* [Set task]:
Type out every line below exactly as it reads.

## Begin

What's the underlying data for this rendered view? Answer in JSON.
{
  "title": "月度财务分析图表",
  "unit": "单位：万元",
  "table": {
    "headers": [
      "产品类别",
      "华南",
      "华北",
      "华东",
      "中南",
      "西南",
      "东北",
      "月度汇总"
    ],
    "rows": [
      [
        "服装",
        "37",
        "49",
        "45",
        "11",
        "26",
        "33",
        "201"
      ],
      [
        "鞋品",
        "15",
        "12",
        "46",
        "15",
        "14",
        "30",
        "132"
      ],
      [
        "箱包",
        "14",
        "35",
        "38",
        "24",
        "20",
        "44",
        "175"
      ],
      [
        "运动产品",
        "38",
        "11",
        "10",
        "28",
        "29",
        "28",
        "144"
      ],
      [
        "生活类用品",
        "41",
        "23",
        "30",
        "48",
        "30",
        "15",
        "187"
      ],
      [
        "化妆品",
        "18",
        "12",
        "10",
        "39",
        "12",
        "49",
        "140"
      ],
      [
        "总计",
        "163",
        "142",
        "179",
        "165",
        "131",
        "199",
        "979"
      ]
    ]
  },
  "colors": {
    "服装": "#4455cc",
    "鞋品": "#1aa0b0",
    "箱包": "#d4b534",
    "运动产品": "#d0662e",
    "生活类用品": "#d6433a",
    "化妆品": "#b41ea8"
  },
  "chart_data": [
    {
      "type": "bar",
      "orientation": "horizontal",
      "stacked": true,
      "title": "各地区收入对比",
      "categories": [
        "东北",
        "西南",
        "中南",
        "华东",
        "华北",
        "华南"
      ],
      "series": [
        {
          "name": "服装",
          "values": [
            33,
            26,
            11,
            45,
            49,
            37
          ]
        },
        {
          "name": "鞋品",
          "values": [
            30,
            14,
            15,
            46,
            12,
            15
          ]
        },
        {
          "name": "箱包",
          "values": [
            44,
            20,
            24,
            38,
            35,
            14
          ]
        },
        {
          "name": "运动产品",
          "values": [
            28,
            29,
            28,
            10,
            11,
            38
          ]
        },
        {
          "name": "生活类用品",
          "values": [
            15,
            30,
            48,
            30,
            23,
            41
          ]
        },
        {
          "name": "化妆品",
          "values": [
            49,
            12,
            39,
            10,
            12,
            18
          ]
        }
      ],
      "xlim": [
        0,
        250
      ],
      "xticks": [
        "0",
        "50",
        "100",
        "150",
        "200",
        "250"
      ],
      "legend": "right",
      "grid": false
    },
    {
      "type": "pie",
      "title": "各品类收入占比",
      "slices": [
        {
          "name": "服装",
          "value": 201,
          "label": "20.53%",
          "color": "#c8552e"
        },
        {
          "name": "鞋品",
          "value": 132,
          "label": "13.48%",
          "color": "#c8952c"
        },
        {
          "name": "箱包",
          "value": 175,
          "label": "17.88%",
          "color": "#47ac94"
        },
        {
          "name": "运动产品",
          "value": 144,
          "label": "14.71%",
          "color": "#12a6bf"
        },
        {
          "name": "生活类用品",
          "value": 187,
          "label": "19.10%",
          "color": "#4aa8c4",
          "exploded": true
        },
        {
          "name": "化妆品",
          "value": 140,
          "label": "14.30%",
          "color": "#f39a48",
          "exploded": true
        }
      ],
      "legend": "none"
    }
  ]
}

## End

* [Response for this exercise]:
What's the underlying data for this rendered view? Answer in JSON.
{
  "title": "月度财务分析图表",
  "unit": "单位：万元",
  "table": {
    "headers": [
      "产品类别",
      "华南",
      "华北",
      "华东",
      "中南",
      "西南",
      "东北",
      "月度汇总"
    ],
    "rows": [
      [
        "服装",
        "37",
        "49",
        "45",
        "11",
        "26",
        "33",
        "201"
      ],
      [
        "鞋品",
        "15",
        "12",
        "46",
        "15",
        "14",
        "30",
        "132"
      ],
      [
        "箱包",
        "14",
        "35",
        "38",
        "24",
        "20",
        "44",
        "175"
      ],
      [
        "运动产品",
        "38",
        "11",
        "10",
        "28",
        "29",
        "28",
        "144"
      ],
      [
        "生活类用品",
        "41",
        "23",
        "30",
        "48",
        "30",
        "15",
        "187"
      ],
      [
        "化妆品",
        "18",
        "12",
        "10",
        "39",
        "12",
        "49",
        "140"
      ],
      [
        "总计",
        "163",
        "142",
        "179",
        "165",
        "131",
        "199",
        "979"
      ]
    ]
  },
  "colors": {
    "服装": "#4455cc",
    "鞋品": "#1aa0b0",
    "箱包": "#d4b534",
    "运动产品": "#d0662e",
    "生活类用品": "#d6433a",
    "化妆品": "#b41ea8"
  },
  "chart_data": [
    {
      "type": "bar",
      "orientation": "horizontal",
      "stacked": true,
      "title": "各地区收入对比",
      "categories": [
        "东北",
        "西南",
        "中南",
        "华东",
        "华北",
        "华南"
      ],
      "series": [
        {
          "name": "服装",
          "values": [
            33,
            26,
            11,
            45,
            49,
            37
          ]
        },
        {
          "name": "鞋品",
          "values": [
            30,
            14,
            15,
            46,
            12,
            15
          ]
        },
        {
          "name": "箱包",
          "values": [
            44,
            20,
            24,
            38,
            35,
            14
          ]
        },
        {
          "name": "运动产品",
          "values": [
            28,
            29,
            28,
            10,
            11,
            38
          ]
        },
        {
          "name": "生活类用品",
          "values": [
            15,
            30,
            48,
            30,
            23,
            41
          ]
        },
        {
          "name": "化妆品",
          "values": [
            49,
            12,
            39,
            10,
            12,
            18
          ]
        }
      ],
      "xlim": [
        0,
        250
      ],
      "xticks": [
        "0",
        "50",
        "100",
        "150",
        "200",
        "250"
      ],
      "legend": "right",
      "grid": false
    },
    {
      "type": "pie",
      "title": "各品类收入占比",
      "slices": [
        {
          "name": "服装",
          "value": 201,
          "label": "20.53%",
          "color": "#c8552e"
        },
        {
          "name": "鞋品",
          "value": 132,
          "label": "13.48%",
          "color": "#c8952c"
        },
        {
          "name": "箱包",
          "value": 175,
          "label": "17.88%",
          "color": "#47ac94"
        },
        {
          "name": "运动产品",
          "value": 144,
          "label": "14.71%",
          "color": "#12a6bf"
        },
        {
          "name": "生活类用品",
          "value": 187,
          "label": "19.10%",
          "color": "#4aa8c4",
          "exploded": true
        },
        {
          "name": "化妆品",
          "value": 140,
          "label": "14.30%",
          "color": "#f39a48",
          "exploded": true
        }
      ],
      "legend": "none"
    }
  ]
}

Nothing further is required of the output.